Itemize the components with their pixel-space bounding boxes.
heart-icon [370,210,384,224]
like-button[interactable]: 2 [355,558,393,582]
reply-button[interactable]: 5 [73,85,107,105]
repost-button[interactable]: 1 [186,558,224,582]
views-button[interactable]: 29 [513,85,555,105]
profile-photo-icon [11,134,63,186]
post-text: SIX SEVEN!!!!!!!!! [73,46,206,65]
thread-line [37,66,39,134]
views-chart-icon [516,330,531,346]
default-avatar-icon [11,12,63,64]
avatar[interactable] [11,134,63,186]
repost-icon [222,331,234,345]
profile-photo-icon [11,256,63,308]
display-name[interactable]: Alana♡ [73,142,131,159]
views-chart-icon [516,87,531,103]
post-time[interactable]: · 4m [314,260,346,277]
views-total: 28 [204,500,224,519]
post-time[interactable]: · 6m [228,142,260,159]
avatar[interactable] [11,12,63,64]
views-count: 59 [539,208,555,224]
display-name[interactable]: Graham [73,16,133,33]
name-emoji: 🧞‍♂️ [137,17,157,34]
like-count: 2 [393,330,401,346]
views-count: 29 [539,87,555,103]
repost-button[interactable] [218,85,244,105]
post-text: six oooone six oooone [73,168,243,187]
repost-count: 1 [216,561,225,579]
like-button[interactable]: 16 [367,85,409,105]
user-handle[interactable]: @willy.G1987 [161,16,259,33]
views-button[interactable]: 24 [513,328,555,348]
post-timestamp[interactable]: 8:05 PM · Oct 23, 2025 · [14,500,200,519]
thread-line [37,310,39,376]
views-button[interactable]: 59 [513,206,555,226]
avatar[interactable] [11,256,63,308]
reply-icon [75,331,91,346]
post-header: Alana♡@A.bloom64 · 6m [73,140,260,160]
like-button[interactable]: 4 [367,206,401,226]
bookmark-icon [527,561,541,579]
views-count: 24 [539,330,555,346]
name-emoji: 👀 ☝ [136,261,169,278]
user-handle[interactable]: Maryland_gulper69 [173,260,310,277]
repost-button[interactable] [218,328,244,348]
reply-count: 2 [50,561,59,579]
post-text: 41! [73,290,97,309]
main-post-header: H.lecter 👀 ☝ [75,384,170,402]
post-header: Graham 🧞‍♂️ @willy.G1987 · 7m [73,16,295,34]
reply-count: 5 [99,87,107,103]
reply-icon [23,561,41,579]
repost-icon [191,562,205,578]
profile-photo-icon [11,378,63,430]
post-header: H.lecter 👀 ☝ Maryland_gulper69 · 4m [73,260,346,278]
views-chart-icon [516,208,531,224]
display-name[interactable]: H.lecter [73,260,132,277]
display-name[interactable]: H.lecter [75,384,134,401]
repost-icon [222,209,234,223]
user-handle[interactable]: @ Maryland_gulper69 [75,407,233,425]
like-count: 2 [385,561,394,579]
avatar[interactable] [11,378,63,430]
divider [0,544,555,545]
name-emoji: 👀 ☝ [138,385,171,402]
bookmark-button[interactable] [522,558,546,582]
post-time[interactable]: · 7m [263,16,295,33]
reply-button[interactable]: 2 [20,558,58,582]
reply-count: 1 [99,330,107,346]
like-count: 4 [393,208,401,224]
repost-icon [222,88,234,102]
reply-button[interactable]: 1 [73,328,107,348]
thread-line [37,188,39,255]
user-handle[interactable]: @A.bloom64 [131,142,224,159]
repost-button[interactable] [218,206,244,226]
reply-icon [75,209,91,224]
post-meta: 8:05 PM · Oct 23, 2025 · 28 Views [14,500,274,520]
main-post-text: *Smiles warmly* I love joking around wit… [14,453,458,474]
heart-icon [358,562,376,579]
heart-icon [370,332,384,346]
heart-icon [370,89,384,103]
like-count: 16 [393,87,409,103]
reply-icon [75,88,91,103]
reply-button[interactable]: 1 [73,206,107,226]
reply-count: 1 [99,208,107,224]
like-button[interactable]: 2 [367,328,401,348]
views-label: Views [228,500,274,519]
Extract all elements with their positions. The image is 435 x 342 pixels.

--

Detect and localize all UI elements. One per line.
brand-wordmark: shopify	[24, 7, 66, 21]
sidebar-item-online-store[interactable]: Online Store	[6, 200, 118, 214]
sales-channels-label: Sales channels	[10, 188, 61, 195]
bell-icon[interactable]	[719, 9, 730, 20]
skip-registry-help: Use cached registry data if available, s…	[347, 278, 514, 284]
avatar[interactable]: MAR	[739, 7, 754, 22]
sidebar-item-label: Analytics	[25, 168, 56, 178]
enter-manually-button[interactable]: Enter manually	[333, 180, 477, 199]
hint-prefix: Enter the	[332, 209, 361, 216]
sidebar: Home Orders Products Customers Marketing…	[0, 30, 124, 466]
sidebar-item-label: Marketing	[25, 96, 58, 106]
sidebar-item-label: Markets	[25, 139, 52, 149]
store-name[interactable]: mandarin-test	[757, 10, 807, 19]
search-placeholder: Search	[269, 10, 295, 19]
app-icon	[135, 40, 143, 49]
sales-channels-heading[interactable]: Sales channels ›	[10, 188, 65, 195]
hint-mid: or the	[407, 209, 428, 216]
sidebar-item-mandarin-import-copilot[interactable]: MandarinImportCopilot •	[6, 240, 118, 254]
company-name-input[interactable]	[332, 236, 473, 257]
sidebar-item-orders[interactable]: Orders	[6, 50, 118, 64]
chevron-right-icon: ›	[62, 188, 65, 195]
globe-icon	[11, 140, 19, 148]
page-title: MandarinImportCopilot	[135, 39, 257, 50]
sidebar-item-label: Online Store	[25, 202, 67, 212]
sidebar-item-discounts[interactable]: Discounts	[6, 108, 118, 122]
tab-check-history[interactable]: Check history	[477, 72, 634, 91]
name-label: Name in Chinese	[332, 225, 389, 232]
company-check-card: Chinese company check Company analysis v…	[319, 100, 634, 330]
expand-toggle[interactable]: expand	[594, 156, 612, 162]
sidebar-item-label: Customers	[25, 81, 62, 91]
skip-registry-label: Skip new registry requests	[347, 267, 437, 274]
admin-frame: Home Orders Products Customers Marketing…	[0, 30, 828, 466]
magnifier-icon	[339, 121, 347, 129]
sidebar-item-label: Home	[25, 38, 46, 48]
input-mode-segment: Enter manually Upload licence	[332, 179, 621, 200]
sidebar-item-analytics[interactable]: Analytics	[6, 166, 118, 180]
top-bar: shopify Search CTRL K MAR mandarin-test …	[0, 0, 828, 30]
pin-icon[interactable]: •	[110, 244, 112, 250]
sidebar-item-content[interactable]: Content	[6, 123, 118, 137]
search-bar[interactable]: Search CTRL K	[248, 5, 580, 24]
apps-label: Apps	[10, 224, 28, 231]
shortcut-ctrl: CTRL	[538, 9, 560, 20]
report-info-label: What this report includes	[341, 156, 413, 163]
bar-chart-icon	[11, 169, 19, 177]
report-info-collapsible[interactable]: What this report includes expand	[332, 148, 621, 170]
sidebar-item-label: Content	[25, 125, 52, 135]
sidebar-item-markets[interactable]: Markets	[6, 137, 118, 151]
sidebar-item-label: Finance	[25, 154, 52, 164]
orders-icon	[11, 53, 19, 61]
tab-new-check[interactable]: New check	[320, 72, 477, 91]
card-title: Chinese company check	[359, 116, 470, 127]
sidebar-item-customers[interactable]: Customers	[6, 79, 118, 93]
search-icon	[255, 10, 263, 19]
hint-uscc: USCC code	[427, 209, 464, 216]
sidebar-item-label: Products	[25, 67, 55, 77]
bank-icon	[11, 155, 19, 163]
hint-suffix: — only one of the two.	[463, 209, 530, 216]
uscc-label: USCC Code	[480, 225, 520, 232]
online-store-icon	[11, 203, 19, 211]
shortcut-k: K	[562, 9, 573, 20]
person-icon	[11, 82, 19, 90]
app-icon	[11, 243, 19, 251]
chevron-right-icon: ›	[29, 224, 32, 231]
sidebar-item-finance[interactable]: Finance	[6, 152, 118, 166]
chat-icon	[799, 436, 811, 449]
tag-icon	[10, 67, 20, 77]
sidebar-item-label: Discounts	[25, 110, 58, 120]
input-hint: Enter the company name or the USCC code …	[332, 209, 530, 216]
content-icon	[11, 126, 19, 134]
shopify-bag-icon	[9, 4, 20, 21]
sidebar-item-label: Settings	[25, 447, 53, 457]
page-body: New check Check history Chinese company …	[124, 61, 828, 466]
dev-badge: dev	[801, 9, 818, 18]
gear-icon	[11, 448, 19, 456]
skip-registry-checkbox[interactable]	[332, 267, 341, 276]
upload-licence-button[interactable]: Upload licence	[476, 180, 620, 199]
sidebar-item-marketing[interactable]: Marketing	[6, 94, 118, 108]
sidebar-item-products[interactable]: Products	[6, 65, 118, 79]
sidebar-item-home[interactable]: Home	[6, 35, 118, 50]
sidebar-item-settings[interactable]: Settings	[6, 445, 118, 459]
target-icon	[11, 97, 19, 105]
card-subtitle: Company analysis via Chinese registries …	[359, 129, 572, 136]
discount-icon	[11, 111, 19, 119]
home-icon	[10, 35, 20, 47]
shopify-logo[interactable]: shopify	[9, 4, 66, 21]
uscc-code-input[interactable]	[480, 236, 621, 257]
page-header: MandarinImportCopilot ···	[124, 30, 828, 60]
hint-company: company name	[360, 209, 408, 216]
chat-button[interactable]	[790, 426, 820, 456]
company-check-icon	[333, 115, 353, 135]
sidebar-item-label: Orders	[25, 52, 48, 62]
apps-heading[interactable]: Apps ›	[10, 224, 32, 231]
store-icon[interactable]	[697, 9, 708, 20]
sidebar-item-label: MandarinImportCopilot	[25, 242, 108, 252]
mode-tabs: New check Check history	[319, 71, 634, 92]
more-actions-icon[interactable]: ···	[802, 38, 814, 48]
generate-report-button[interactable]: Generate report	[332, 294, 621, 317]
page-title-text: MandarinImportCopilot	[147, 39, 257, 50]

- _WHAT TO PRODUCE_: Copy out word for word the part of the listing that begins with the line containing "Detect and localize" and ends with the line containing "209, 361, 216]", both lines included.

- _RESULT OF THE EXERCISE_:
Detect and localize all UI elements. One per line.
brand-wordmark: shopify	[24, 7, 66, 21]
sidebar-item-online-store[interactable]: Online Store	[6, 200, 118, 214]
sales-channels-label: Sales channels	[10, 188, 61, 195]
bell-icon[interactable]	[719, 9, 730, 20]
skip-registry-help: Use cached registry data if available, s…	[347, 278, 514, 284]
avatar[interactable]: MAR	[739, 7, 754, 22]
sidebar-item-label: Analytics	[25, 168, 56, 178]
enter-manually-button[interactable]: Enter manually	[333, 180, 477, 199]
hint-prefix: Enter the	[332, 209, 361, 216]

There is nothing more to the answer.